- [YOUR TASK]:
Every record that follows must be given again exactly.

***** PROVIDED RECORDS

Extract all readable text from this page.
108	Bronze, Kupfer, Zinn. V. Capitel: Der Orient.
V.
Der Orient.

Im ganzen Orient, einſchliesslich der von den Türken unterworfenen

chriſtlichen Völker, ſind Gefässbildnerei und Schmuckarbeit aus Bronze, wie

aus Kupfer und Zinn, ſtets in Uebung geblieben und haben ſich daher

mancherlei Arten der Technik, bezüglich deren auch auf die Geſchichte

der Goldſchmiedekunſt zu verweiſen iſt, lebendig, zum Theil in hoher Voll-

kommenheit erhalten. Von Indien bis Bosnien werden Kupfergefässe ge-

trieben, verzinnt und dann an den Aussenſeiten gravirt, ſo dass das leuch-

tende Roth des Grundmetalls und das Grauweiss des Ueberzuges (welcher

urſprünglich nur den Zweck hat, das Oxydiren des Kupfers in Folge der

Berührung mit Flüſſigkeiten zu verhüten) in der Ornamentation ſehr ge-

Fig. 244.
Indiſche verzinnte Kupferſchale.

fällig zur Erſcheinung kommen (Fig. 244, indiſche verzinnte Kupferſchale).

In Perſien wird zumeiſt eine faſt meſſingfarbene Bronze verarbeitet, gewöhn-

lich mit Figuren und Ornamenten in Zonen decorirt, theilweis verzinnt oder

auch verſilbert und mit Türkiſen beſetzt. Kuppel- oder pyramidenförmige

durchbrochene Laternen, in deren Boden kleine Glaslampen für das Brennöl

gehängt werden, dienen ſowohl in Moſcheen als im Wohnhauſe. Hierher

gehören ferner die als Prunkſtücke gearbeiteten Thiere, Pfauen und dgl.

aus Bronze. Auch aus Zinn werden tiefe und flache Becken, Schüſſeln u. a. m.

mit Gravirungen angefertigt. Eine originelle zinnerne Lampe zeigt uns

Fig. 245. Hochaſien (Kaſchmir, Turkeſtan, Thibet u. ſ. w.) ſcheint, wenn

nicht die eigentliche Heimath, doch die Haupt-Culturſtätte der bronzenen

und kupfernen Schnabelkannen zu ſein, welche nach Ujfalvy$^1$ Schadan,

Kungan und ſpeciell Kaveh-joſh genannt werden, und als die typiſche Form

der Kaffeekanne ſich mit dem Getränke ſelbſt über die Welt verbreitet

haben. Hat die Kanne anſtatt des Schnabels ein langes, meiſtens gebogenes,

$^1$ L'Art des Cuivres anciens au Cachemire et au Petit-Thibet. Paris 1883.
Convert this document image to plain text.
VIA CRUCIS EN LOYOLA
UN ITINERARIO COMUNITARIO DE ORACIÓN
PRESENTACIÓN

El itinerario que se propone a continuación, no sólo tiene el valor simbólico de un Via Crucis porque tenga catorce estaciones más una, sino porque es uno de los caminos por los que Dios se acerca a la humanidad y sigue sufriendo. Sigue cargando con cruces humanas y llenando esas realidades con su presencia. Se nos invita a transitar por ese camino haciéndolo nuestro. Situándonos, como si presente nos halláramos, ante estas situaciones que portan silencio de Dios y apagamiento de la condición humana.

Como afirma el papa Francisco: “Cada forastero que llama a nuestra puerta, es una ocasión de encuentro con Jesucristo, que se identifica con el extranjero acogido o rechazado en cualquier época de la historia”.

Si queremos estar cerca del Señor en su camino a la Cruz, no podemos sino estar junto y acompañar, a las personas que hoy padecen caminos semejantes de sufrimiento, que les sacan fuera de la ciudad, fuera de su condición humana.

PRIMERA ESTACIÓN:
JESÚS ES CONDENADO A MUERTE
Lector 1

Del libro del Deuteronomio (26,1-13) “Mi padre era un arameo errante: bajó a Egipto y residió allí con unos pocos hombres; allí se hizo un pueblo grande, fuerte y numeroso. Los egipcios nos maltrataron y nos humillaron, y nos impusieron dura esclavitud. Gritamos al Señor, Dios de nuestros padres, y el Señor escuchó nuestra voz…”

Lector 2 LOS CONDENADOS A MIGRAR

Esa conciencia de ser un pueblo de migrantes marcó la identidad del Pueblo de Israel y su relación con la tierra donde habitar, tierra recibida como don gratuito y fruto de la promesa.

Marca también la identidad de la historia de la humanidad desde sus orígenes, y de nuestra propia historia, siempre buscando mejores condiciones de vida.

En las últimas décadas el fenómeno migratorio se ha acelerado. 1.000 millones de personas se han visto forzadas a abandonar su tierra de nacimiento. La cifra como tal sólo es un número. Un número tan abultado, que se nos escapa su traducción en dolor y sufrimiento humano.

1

**********

- [ANSWER AREA]:
Extract all readable text from this page.
108	Bronze, Kupfer, Zinn. V. Capitel: Der Orient.
V.
Der Orient.

Im ganzen Orient, einſchliesslich der von den Türken unterworfenen

chriſtlichen Völker, ſind Gefässbildnerei und Schmuckarbeit aus Bronze, wie

aus Kupfer und Zinn, ſtets in Uebung geblieben und haben ſich daher

mancherlei Arten der Technik, bezüglich deren auch auf die Geſchichte

der Goldſchmiedekunſt zu verweiſen iſt, lebendig, zum Theil in hoher Voll-

kommenheit erhalten. Von Indien bis Bosnien werden Kupfergefässe ge-

trieben, verzinnt und dann an den Aussenſeiten gravirt, ſo dass das leuch-

tende Roth des Grundmetalls und das Grauweiss des Ueberzuges (welcher

urſprünglich nur den Zweck hat, das Oxydiren des Kupfers in Folge der

Berührung mit Flüſſigkeiten zu verhüten) in der Ornamentation ſehr ge-

Fig. 244.
Indiſche verzinnte Kupferſchale.

fällig zur Erſcheinung kommen (Fig. 244, indiſche verzinnte Kupferſchale).

In Perſien wird zumeiſt eine faſt meſſingfarbene Bronze verarbeitet, gewöhn-

lich mit Figuren und Ornamenten in Zonen decorirt, theilweis verzinnt oder

auch verſilbert und mit Türkiſen beſetzt. Kuppel- oder pyramidenförmige

durchbrochene Laternen, in deren Boden kleine Glaslampen für das Brennöl

gehängt werden, dienen ſowohl in Moſcheen als im Wohnhauſe. Hierher

gehören ferner die als Prunkſtücke gearbeiteten Thiere, Pfauen und dgl.

aus Bronze. Auch aus Zinn werden tiefe und flache Becken, Schüſſeln u. a. m.

mit Gravirungen angefertigt. Eine originelle zinnerne Lampe zeigt uns

Fig. 245. Hochaſien (Kaſchmir, Turkeſtan, Thibet u. ſ. w.) ſcheint, wenn

nicht die eigentliche Heimath, doch die Haupt-Culturſtätte der bronzenen

und kupfernen Schnabelkannen zu ſein, welche nach Ujfalvy$^1$ Schadan,

Kungan und ſpeciell Kaveh-joſh genannt werden, und als die typiſche Form

der Kaffeekanne ſich mit dem Getränke ſelbſt über die Welt verbreitet

haben. Hat die Kanne anſtatt des Schnabels ein langes, meiſtens gebogenes,

$^1$ L'Art des Cuivres anciens au Cachemire et au Petit-Thibet. Paris 1883.
Convert this document image to plain text.
VIA CRUCIS EN LOYOLA
UN ITINERARIO COMUNITARIO DE ORACIÓN
PRESENTACIÓN

El itinerario que se propone a continuación, no sólo tiene el valor simbólico de un Via Crucis porque tenga catorce estaciones más una, sino porque es uno de los caminos por los que Dios se acerca a la humanidad y sigue sufriendo. Sigue cargando con cruces humanas y llenando esas realidades con su presencia. Se nos invita a transitar por ese camino haciéndolo nuestro. Situándonos, como si presente nos halláramos, ante estas situaciones que portan silencio de Dios y apagamiento de la condición humana.

Como afirma el papa Francisco: “Cada forastero que llama a nuestra puerta, es una ocasión de encuentro con Jesucristo, que se identifica con el extranjero acogido o rechazado en cualquier época de la historia”.

Si queremos estar cerca del Señor en su camino a la Cruz, no podemos sino estar junto y acompañar, a las personas que hoy padecen caminos semejantes de sufrimiento, que les sacan fuera de la ciudad, fuera de su condición humana.

PRIMERA ESTACIÓN:
JESÚS ES CONDENADO A MUERTE
Lector 1

Del libro del Deuteronomio (26,1-13) “Mi padre era un arameo errante: bajó a Egipto y residió allí con unos pocos hombres; allí se hizo un pueblo grande, fuerte y numeroso. Los egipcios nos maltrataron y nos humillaron, y nos impusieron dura esclavitud. Gritamos al Señor, Dios de nuestros padres, y el Señor escuchó nuestra voz…”

Lector 2 LOS CONDENADOS A MIGRAR

Esa conciencia de ser un pueblo de migrantes marcó la identidad del Pueblo de Israel y su relación con la tierra donde habitar, tierra recibida como don gratuito y fruto de la promesa.

Marca también la identidad de la historia de la humanidad desde sus orígenes, y de nuestra propia historia, siempre buscando mejores condiciones de vida.

En las últimas décadas el fenómeno migratorio se ha acelerado. 1.000 millones de personas se han visto forzadas a abandonar su tierra de nacimiento. La cifra como tal sólo es un número. Un número tan abultado, que se nos escapa su traducción en dolor y sufrimiento humano.

1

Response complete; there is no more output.